# What is being asked
Each record is to be transcribed exactly.

# Provided records
———
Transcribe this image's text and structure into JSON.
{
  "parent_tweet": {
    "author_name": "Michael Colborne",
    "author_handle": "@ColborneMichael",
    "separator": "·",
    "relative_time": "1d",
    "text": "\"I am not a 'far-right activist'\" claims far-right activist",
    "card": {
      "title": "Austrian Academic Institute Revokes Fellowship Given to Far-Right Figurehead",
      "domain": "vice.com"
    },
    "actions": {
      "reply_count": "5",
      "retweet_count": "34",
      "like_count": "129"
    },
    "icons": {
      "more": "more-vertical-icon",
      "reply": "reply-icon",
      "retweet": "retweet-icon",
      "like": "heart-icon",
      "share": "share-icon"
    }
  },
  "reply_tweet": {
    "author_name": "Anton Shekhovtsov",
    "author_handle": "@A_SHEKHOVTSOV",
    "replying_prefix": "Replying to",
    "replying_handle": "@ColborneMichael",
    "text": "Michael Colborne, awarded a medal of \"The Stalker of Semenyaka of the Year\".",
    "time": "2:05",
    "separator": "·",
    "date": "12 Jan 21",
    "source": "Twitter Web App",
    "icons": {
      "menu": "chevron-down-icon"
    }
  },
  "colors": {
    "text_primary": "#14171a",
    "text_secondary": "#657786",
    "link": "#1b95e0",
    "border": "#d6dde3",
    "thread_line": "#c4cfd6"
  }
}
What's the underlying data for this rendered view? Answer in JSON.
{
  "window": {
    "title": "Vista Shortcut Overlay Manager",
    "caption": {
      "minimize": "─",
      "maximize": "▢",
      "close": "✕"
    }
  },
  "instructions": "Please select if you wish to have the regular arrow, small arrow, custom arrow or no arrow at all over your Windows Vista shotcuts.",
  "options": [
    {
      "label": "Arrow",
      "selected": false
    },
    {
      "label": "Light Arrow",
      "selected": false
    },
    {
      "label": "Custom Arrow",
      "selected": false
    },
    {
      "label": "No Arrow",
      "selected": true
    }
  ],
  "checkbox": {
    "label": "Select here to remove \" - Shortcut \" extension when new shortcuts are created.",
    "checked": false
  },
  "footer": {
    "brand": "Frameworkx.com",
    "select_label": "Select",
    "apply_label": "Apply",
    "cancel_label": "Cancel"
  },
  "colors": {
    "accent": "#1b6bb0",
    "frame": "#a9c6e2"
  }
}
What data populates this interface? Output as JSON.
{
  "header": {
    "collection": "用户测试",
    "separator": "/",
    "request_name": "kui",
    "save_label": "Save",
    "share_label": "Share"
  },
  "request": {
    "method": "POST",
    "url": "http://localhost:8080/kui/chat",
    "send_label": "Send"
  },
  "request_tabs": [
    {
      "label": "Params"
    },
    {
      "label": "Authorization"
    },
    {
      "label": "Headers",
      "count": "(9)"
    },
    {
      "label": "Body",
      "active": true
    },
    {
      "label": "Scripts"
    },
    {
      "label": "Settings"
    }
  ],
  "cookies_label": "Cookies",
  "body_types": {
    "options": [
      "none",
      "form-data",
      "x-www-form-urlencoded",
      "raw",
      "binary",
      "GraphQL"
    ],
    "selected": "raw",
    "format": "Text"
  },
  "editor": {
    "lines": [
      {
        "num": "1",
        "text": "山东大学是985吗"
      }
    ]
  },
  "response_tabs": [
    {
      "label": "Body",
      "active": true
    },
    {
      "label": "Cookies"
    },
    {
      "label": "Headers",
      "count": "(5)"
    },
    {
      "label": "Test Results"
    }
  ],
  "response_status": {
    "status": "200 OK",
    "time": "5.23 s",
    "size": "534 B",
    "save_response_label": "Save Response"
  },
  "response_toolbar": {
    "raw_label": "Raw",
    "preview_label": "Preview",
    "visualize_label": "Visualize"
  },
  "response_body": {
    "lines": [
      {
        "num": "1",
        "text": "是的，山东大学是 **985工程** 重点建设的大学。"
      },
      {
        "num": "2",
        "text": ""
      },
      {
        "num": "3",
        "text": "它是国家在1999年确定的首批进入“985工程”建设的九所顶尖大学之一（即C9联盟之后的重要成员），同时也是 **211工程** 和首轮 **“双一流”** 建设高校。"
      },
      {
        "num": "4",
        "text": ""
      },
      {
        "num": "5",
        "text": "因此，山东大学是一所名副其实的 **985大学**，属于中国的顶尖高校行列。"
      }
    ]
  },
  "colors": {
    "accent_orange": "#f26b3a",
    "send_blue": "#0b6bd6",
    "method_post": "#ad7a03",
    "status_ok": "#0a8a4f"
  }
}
———
# Task answer
Transcribe this image's text and structure into JSON.
{
  "parent_tweet": {
    "author_name": "Michael Colborne",
    "author_handle": "@ColborneMichael",
    "separator": "·",
    "relative_time": "1d",
    "text": "\"I am not a 'far-right activist'\" claims far-right activist",
    "card": {
      "title": "Austrian Academic Institute Revokes Fellowship Given to Far-Right Figurehead",
      "domain": "vice.com"
    },
    "actions": {
      "reply_count": "5",
      "retweet_count": "34",
      "like_count": "129"
    },
    "icons": {
      "more": "more-vertical-icon",
      "reply": "reply-icon",
      "retweet": "retweet-icon",
      "like": "heart-icon",
      "share": "share-icon"
    }
  },
  "reply_tweet": {
    "author_name": "Anton Shekhovtsov",
    "author_handle": "@A_SHEKHOVTSOV",
    "replying_prefix": "Replying to",
    "replying_handle": "@ColborneMichael",
    "text": "Michael Colborne, awarded a medal of \"The Stalker of Semenyaka of the Year\".",
    "time": "2:05",
    "separator": "·",
    "date": "12 Jan 21",
    "source": "Twitter Web App",
    "icons": {
      "menu": "chevron-down-icon"
    }
  },
  "colors": {
    "text_primary": "#14171a",
    "text_secondary": "#657786",
    "link": "#1b95e0",
    "border": "#d6dde3",
    "thread_line": "#c4cfd6"
  }
}
What's the underlying data for this rendered view? Answer in JSON.
{
  "window": {
    "title": "Vista Shortcut Overlay Manager",
    "caption": {
      "minimize": "─",
      "maximize": "▢",
      "close": "✕"
    }
  },
  "instructions": "Please select if you wish to have the regular arrow, small arrow, custom arrow or no arrow at all over your Windows Vista shotcuts.",
  "options": [
    {
      "label": "Arrow",
      "selected": false
    },
    {
      "label": "Light Arrow",
      "selected": false
    },
    {
      "label": "Custom Arrow",
      "selected": false
    },
    {
      "label": "No Arrow",
      "selected": true
    }
  ],
  "checkbox": {
    "label": "Select here to remove \" - Shortcut \" extension when new shortcuts are created.",
    "checked": false
  },
  "footer": {
    "brand": "Frameworkx.com",
    "select_label": "Select",
    "apply_label": "Apply",
    "cancel_label": "Cancel"
  },
  "colors": {
    "accent": "#1b6bb0",
    "frame": "#a9c6e2"
  }
}
What data populates this interface? Output as JSON.
{
  "header": {
    "collection": "用户测试",
    "separator": "/",
    "request_name": "kui",
    "save_label": "Save",
    "share_label": "Share"
  },
  "request": {
    "method": "POST",
    "url": "http://localhost:8080/kui/chat",
    "send_label": "Send"
  },
  "request_tabs": [
    {
      "label": "Params"
    },
    {
      "label": "Authorization"
    },
    {
      "label": "Headers",
      "count": "(9)"
    },
    {
      "label": "Body",
      "active": true
    },
    {
      "label": "Scripts"
    },
    {
      "label": "Settings"
    }
  ],
  "cookies_label": "Cookies",
  "body_types": {
    "options": [
      "none",
      "form-data",
      "x-www-form-urlencoded",
      "raw",
      "binary",
      "GraphQL"
    ],
    "selected": "raw",
    "format": "Text"
  },
  "editor": {
    "lines": [
      {
        "num": "1",
        "text": "山东大学是985吗"
      }
    ]
  },
  "response_tabs": [
    {
      "label": "Body",
      "active": true
    },
    {
      "label": "Cookies"
    },
    {
      "label": "Headers",
      "count": "(5)"
    },
    {
      "label": "Test Results"
    }
  ],
  "response_status": {
    "status": "200 OK",
    "time": "5.23 s",
    "size": "534 B",
    "save_response_label": "Save Response"
  },
  "response_toolbar": {
    "raw_label": "Raw",
    "preview_label": "Preview",
    "visualize_label": "Visualize"
  },
  "response_body": {
    "lines": [
      {
        "num": "1",
        "text": "是的，山东大学是 **985工程** 重点建设的大学。"
      },
      {
        "num": "2",
        "text": ""
      },
      {
        "num": "3",
        "text": "它是国家在1999年确定的首批进入“985工程”建设的九所顶尖大学之一（即C9联盟之后的重要成员），同时也是 **211工程** 和首轮 **“双一流”** 建设高校。"
      },
      {
        "num": "4",
        "text": ""
      },
      {
        "num": "5",
        "text": "因此，山东大学是一所名副其实的 **985大学**，属于中国的顶尖高校行列。"
      }
    ]
  },
  "colors": {
    "accent_orange": "#f26b3a",
    "send_blue": "#0b6bd6",
    "method_post": "#ad7a03",
    "status_ok": "#0a8a4f"
  }
}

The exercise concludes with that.